Stored records:
^^^^^^^^

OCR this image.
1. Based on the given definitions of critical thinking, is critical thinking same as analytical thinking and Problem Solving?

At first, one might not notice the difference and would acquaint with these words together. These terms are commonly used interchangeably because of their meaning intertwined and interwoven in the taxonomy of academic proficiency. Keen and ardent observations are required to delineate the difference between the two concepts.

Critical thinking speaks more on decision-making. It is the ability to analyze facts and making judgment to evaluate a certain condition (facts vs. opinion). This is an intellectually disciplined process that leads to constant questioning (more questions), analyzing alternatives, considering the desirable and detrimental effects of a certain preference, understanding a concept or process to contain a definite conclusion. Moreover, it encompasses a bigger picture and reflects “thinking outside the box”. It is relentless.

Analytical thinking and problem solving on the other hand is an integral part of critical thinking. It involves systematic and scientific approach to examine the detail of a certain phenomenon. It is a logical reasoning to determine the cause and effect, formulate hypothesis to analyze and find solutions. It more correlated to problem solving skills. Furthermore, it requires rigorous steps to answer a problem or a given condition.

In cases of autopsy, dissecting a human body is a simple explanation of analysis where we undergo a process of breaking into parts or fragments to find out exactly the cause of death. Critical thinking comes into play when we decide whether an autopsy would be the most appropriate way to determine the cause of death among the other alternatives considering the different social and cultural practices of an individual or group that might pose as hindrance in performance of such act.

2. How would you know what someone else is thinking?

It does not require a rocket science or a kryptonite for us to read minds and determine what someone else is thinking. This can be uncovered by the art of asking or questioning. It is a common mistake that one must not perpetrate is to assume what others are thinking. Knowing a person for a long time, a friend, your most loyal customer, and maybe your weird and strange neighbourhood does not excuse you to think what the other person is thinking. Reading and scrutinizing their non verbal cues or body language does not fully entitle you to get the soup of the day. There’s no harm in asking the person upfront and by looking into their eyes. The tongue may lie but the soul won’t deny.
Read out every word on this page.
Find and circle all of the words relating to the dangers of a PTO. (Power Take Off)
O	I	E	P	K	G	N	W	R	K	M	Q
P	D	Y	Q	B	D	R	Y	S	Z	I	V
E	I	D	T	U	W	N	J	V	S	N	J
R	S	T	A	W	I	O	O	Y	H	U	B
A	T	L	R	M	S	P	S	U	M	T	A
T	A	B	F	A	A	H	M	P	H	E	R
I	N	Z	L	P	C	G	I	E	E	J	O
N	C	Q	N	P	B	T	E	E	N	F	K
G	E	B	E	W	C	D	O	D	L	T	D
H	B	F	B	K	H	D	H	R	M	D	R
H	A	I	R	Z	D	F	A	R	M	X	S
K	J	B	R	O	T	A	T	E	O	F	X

^^^^^^^^

* **SET EXERCISE**: Select and copy every line of the material that holds the string "analyze".

* **THE SOLUTION**:
Critical thinking speaks more on decision-making. It is the ability to analyze facts and making judgment to evaluate a certain condition (facts vs. opinion). This is an intellectually disciplined process that leads to constant questioning (more questions), analyzing alternatives, considering the desirable and detrimental effects of a certain preference, understanding a concept or process to contain a definite conclusion. Moreover, it encompasses a bigger picture and reflects “thinking outside the box”. It is relentless.
Analytical thinking and problem solving on the other hand is an integral part of critical thinking. It involves systematic and scientific approach to examine the detail of a certain phenomenon. It is a logical reasoning to determine the cause and effect, formulate hypothesis to analyze and find solutions. It more correlated to problem solving skills. Furthermore, it requires rigorous steps to answer a problem or a given condition.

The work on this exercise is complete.